→ EXERCISE GOAL: Return the lines where the word "Живая" occurs.

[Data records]
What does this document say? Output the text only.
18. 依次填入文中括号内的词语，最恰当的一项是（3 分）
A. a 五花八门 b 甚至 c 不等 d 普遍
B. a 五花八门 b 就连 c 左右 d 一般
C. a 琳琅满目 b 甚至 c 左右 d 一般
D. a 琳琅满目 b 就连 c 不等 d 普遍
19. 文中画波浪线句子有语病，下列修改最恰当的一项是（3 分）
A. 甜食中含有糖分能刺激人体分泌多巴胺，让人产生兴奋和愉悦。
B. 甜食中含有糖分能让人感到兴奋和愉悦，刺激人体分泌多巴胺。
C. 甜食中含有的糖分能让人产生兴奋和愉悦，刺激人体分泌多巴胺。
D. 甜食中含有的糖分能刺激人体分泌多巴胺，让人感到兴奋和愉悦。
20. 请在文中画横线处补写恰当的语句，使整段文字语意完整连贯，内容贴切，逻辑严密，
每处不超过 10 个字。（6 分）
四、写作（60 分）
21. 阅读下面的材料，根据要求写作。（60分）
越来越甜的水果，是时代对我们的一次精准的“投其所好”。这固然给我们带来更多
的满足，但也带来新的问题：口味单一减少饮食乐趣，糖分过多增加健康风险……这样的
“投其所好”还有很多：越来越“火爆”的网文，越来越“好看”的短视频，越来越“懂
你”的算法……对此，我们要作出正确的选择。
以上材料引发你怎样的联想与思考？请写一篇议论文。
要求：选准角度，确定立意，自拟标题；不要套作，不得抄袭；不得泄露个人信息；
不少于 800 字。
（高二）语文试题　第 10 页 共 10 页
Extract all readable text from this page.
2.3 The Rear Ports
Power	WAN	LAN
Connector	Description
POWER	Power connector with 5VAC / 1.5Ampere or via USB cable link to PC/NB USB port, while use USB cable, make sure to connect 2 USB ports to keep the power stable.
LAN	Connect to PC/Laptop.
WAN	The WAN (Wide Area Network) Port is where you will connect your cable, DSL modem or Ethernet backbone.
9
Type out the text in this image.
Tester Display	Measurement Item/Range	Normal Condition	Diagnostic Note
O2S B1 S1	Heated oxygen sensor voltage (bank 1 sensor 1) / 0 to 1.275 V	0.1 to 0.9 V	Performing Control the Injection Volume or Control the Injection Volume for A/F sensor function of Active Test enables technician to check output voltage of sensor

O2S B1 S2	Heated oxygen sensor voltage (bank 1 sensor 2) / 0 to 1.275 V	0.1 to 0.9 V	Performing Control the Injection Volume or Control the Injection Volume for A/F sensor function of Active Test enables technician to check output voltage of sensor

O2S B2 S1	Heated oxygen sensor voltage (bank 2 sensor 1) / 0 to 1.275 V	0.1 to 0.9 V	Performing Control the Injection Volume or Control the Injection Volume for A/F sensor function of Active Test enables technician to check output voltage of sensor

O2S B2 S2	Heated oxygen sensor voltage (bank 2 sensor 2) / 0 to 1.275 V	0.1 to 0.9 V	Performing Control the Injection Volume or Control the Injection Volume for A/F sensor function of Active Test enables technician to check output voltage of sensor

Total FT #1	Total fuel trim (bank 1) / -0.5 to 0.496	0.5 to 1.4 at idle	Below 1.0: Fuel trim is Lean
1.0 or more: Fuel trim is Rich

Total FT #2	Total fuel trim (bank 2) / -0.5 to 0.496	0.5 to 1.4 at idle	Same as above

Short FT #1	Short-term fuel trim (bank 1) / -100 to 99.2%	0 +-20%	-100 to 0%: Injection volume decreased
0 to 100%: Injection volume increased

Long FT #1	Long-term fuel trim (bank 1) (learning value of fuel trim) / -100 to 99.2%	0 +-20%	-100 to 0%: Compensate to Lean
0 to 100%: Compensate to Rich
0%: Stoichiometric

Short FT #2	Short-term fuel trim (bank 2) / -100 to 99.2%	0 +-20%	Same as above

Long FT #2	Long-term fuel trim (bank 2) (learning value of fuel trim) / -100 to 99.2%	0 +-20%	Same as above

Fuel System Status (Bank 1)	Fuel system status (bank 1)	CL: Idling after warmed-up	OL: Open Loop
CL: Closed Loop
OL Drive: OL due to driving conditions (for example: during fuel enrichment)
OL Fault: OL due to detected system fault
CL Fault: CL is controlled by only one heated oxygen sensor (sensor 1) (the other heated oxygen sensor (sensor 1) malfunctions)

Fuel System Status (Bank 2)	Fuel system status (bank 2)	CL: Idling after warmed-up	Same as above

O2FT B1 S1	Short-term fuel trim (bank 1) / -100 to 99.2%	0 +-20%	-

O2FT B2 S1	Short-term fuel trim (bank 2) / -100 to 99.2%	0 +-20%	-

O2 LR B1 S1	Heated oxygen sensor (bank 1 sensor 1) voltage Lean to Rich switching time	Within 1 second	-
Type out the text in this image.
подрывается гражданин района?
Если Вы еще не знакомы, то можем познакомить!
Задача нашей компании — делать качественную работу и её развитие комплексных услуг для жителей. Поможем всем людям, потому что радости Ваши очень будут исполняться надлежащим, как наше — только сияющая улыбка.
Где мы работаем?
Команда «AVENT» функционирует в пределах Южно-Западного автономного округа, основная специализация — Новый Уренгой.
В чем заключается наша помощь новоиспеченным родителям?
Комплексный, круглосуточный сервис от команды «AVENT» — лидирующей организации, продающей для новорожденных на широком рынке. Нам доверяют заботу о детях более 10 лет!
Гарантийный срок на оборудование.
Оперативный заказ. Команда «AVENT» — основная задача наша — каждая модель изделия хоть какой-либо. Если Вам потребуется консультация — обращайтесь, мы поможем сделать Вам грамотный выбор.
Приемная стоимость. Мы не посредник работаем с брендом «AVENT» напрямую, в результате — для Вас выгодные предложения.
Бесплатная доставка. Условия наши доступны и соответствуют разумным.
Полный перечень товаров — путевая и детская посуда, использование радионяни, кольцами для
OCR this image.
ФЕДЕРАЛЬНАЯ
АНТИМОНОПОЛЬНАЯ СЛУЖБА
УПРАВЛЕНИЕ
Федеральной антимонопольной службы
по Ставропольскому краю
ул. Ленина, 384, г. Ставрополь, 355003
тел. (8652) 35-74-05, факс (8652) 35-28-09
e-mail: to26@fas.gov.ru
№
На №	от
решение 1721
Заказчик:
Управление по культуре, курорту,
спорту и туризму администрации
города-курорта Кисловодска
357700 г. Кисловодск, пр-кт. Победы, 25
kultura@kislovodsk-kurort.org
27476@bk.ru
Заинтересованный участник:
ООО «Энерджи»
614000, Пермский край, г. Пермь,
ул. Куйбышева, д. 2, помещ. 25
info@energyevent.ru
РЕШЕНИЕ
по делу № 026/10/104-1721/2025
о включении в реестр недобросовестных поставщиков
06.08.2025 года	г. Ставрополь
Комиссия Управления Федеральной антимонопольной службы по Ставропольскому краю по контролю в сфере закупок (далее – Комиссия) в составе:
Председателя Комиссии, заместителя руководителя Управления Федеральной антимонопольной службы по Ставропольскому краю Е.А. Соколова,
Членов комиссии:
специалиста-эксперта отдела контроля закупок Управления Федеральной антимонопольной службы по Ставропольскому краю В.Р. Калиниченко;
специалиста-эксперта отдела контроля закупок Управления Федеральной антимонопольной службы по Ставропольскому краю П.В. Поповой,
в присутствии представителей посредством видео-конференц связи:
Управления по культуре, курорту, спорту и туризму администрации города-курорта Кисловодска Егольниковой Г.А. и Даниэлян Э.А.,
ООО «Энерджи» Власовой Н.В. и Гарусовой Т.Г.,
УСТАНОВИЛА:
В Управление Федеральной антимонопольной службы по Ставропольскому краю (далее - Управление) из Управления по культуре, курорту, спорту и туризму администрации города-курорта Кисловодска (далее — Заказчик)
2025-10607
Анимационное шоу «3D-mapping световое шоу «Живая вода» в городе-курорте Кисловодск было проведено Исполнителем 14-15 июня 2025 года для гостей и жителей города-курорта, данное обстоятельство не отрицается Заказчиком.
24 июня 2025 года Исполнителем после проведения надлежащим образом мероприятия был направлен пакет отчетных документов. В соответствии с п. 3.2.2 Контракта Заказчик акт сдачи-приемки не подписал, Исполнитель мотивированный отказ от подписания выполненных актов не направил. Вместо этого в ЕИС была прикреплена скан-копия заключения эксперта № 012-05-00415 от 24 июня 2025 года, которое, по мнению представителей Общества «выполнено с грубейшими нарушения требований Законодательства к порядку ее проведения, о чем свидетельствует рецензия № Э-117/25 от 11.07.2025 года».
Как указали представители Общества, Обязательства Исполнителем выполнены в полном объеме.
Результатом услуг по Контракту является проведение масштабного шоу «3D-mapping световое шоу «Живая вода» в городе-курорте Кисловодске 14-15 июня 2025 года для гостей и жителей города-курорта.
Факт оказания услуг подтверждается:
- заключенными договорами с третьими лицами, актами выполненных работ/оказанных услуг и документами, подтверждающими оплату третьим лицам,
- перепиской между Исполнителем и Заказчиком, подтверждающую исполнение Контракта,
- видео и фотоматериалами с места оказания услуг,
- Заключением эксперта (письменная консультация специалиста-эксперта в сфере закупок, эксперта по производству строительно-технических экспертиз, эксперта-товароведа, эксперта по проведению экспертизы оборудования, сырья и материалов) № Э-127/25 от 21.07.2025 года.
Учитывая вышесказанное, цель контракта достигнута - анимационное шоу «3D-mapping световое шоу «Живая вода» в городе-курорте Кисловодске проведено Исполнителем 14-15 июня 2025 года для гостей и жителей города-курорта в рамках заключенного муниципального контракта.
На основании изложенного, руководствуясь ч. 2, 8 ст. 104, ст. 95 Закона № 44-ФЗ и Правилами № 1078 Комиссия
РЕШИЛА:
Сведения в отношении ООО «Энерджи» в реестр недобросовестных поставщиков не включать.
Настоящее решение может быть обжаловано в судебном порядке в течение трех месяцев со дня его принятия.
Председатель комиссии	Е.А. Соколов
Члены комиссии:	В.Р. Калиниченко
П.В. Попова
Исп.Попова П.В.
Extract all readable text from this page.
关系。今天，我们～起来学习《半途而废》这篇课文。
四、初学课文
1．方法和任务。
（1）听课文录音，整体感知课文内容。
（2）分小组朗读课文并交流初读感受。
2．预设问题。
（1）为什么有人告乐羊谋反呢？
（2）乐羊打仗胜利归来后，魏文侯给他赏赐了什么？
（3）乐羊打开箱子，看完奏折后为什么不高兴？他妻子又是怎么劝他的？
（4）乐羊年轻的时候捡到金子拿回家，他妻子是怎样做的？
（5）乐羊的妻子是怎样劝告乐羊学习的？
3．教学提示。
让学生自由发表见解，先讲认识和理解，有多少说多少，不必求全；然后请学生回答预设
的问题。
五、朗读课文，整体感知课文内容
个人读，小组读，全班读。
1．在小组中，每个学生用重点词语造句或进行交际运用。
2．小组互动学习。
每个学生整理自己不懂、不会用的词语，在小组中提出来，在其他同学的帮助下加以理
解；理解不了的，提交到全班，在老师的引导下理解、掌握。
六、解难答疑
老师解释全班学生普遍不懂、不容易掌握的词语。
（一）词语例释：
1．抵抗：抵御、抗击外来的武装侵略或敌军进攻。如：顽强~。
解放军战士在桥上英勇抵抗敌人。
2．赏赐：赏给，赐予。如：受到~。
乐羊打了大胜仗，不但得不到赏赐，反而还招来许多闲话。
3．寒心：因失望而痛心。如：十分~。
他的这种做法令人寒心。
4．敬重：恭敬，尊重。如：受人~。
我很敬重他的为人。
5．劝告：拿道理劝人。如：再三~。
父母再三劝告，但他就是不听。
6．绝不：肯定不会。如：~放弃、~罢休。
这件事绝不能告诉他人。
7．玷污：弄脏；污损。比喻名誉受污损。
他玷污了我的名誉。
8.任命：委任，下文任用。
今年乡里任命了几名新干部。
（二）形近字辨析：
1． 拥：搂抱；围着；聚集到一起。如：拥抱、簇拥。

→ ANSWER TO THE PROBLEM:
Анимационное шоу «3D-mapping световое шоу «Живая вода» в городе-курорте Кисловодск было проведено Исполнителем 14-15 июня 2025 года для гостей и жителей города-курорта, данное обстоятельство не отрицается Заказчиком.
Результатом услуг по Контракту является проведение масштабного шоу «3D-mapping световое шоу «Живая вода» в городе-курорте Кисловодске 14-15 июня 2025 года для гостей и жителей города-курорта.
Учитывая вышесказанное, цель контракта достигнута - анимационное шоу «3D-mapping световое шоу «Живая вода» в городе-курорте Кисловодске проведено Исполнителем 14-15 июня 2025 года для гостей и жителей города-курорта в рамках заключенного муниципального контракта.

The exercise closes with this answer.